### STATED TASK
Render the records from the first line through the line containing "Juni — [496, 389, 512, 414]", both included, as a Markdown table with the columns Row and Record. Number each line in Row, place the line itself in Record, and omit blank lines.

### DATASET RECORDS
- - -

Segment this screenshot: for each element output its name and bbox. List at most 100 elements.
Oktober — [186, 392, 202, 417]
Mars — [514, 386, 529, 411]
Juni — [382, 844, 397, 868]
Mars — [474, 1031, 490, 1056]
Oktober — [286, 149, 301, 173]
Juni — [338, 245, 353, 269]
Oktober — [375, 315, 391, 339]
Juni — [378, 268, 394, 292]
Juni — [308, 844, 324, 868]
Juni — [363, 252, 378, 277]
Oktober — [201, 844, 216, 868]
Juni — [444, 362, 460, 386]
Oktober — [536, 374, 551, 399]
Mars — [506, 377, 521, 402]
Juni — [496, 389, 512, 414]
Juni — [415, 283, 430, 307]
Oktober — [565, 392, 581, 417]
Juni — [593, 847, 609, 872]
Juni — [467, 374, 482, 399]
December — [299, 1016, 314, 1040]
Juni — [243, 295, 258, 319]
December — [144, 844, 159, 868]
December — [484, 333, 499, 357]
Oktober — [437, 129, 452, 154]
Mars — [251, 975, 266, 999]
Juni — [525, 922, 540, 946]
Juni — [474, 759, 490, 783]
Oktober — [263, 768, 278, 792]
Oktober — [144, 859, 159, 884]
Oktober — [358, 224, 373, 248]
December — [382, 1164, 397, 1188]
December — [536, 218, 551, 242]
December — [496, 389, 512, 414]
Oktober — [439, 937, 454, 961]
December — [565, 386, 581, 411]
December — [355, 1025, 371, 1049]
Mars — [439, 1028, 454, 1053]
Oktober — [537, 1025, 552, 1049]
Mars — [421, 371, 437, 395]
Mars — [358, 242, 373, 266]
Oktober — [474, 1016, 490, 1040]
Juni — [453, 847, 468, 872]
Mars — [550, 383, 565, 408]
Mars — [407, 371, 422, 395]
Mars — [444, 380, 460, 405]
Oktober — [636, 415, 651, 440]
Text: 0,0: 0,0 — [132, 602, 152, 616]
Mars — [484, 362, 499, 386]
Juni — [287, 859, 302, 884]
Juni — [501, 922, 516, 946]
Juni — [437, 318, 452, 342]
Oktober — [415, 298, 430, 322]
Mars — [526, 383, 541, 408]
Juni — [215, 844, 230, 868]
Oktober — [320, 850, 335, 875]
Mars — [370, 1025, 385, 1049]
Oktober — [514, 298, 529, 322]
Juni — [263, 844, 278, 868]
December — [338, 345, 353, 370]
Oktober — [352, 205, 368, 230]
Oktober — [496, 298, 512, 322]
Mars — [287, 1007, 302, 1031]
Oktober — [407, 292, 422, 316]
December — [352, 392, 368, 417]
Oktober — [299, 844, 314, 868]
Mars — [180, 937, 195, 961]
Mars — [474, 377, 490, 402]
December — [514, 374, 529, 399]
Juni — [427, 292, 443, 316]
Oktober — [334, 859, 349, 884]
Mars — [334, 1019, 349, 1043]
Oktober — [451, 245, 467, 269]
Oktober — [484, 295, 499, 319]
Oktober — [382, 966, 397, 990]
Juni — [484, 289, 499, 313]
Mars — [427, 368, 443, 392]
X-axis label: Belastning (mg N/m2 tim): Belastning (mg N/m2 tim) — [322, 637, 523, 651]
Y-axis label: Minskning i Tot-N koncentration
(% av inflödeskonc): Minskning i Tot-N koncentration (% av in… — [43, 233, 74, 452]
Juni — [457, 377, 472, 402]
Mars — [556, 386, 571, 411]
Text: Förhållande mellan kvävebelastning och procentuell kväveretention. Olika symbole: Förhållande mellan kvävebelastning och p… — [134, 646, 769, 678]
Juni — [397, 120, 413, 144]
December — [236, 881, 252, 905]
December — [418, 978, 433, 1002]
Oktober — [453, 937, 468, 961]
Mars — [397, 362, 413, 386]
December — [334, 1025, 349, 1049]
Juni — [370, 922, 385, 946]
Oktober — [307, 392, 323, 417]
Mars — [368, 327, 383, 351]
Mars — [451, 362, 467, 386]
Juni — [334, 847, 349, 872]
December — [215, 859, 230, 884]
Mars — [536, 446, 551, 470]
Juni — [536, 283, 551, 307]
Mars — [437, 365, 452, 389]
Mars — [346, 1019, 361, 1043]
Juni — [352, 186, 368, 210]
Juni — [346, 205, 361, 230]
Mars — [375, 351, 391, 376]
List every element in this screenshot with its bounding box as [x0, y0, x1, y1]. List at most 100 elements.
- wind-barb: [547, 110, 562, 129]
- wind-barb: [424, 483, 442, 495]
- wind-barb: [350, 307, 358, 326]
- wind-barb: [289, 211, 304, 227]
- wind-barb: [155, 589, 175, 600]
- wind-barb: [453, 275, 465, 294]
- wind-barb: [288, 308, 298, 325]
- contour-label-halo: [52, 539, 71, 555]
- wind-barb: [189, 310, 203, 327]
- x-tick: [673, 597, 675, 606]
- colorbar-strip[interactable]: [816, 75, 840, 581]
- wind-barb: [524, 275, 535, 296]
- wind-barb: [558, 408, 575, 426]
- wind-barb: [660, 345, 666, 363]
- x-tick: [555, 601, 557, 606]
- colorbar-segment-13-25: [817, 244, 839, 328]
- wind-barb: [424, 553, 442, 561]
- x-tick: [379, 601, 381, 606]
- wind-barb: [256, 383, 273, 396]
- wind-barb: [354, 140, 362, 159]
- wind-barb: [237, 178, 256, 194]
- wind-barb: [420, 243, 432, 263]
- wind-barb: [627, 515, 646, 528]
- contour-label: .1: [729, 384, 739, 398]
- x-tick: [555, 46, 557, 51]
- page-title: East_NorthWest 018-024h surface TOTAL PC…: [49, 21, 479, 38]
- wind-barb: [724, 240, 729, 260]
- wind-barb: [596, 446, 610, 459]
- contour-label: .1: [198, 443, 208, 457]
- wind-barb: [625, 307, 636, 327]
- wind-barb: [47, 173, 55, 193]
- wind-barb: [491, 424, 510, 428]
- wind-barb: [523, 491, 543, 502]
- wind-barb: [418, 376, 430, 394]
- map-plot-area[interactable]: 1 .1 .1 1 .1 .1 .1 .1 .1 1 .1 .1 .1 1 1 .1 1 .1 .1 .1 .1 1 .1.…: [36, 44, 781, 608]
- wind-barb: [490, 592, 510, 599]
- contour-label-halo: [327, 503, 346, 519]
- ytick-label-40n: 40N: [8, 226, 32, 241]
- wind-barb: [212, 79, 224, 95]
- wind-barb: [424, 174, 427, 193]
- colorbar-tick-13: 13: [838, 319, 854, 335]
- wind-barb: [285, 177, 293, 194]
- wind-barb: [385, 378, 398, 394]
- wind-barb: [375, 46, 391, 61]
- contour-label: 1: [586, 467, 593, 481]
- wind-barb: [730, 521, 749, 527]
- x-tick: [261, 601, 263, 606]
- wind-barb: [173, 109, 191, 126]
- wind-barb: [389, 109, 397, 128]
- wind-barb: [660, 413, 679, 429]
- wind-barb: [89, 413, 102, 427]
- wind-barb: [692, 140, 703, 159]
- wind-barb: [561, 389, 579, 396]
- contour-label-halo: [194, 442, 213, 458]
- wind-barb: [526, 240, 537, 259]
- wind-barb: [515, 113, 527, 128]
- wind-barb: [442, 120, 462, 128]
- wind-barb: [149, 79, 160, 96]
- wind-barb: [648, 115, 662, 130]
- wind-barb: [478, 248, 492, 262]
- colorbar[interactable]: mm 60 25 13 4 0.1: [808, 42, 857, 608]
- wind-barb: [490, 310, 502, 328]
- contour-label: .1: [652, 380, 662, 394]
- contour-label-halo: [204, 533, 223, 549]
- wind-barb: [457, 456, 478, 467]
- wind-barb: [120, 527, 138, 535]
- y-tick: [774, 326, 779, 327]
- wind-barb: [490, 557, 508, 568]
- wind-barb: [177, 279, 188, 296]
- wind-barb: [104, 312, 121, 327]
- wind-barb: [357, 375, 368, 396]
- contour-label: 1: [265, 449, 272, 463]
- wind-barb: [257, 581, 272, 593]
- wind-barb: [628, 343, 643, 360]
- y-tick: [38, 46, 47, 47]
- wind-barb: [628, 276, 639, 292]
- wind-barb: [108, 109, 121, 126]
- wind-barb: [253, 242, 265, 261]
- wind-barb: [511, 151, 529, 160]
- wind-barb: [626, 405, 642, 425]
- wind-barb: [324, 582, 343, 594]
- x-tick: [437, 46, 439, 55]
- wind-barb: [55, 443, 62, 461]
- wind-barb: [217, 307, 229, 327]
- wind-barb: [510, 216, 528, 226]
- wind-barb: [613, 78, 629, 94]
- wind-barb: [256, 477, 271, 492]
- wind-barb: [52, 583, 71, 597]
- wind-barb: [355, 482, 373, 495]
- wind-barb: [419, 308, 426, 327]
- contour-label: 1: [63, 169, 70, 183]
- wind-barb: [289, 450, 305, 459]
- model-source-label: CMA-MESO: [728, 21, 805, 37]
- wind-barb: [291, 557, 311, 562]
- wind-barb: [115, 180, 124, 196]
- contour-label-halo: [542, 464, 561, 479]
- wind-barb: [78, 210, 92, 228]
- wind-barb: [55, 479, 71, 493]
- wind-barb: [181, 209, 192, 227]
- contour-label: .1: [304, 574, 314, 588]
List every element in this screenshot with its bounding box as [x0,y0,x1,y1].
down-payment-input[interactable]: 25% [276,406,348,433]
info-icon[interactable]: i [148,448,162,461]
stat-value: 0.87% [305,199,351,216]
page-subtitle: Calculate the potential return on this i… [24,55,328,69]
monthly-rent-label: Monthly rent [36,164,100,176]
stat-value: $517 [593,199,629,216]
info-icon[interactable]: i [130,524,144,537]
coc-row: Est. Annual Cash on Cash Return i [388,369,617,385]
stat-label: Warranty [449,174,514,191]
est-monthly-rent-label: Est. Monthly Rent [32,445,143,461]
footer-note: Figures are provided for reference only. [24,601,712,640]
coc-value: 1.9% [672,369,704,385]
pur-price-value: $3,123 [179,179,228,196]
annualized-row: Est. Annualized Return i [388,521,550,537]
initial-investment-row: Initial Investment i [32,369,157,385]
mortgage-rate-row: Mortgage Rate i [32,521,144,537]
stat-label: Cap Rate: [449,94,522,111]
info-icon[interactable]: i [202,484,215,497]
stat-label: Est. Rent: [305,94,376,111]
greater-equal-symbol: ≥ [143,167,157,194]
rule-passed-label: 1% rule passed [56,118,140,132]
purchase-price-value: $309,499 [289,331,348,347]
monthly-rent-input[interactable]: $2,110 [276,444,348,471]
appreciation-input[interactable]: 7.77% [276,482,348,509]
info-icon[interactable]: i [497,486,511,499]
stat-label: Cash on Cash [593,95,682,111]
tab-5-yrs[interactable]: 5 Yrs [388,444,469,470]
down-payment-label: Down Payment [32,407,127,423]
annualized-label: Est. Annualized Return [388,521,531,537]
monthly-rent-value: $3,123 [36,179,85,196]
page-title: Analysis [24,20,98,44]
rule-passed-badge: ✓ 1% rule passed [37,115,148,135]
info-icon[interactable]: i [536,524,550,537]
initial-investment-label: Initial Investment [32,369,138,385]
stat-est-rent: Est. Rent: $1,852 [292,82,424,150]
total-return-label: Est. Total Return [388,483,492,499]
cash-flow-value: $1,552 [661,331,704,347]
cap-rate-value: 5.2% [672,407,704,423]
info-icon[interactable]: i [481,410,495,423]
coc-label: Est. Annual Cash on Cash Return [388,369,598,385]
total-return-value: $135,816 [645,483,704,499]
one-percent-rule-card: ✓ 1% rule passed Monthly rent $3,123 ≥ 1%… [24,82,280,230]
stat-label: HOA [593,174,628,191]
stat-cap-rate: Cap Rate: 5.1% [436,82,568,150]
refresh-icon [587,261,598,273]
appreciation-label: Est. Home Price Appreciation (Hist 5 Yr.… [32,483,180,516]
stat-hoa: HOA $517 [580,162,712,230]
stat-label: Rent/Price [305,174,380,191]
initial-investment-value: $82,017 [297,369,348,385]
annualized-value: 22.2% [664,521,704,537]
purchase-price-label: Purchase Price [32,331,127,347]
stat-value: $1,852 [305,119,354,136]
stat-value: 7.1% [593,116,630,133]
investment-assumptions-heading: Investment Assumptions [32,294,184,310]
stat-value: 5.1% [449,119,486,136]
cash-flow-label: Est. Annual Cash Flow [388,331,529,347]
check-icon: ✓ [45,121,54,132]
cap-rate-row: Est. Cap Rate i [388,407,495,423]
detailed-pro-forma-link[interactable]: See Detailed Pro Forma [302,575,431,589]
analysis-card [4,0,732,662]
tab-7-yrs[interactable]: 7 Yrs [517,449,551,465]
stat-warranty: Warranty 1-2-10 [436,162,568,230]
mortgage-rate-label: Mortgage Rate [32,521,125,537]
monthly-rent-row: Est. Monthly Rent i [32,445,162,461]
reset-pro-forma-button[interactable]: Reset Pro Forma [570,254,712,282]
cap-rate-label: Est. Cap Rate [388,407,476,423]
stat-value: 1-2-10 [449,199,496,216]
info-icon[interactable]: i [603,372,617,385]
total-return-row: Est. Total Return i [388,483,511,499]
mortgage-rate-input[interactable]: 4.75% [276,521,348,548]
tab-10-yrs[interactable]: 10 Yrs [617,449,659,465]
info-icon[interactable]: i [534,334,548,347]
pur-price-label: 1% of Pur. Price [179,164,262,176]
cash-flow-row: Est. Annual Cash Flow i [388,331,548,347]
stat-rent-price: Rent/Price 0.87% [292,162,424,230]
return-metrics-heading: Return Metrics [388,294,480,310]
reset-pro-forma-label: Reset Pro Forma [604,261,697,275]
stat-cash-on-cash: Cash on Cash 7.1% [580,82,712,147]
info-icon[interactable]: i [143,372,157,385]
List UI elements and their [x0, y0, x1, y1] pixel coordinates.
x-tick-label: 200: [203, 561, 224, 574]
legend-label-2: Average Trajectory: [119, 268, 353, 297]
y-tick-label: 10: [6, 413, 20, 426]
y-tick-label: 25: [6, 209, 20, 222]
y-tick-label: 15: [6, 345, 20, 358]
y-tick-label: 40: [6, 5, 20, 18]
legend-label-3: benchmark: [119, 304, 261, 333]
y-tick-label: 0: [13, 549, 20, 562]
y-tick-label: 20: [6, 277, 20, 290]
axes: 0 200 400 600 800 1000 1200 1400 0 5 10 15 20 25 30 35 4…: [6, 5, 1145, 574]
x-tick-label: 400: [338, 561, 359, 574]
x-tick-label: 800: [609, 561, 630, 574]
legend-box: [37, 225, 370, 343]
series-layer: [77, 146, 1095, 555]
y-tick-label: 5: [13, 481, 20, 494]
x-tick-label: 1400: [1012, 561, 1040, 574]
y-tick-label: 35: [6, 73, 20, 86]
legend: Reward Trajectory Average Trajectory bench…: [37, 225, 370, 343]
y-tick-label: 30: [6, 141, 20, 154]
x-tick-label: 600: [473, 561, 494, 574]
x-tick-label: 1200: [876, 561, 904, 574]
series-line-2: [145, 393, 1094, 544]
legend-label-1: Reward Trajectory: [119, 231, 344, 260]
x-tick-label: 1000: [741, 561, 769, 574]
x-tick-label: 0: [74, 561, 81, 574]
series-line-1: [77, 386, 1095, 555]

- - -

### EXPECTED ANSWER
| Row | Record |
|---|---|
| 1 | Segment this screenshot: for each element output its name and bbox. List at most 100 elements. |
| 2 | Oktober — [186, 392, 202, 417] |
| 3 | Mars — [514, 386, 529, 411] |
| 4 | Juni — [382, 844, 397, 868] |
| 5 | Mars — [474, 1031, 490, 1056] |
| 6 | Oktober — [286, 149, 301, 173] |
| 7 | Juni — [338, 245, 353, 269] |
| 8 | Oktober — [375, 315, 391, 339] |
| 9 | Juni — [378, 268, 394, 292] |
| 10 | Juni — [308, 844, 324, 868] |
| 11 | Juni — [363, 252, 378, 277] |
| 12 | Oktober — [201, 844, 216, 868] |
| 13 | Juni — [444, 362, 460, 386] |
| 14 | Oktober — [536, 374, 551, 399] |
| 15 | Mars — [506, 377, 521, 402] |
| 16 | Juni — [496, 389, 512, 414] |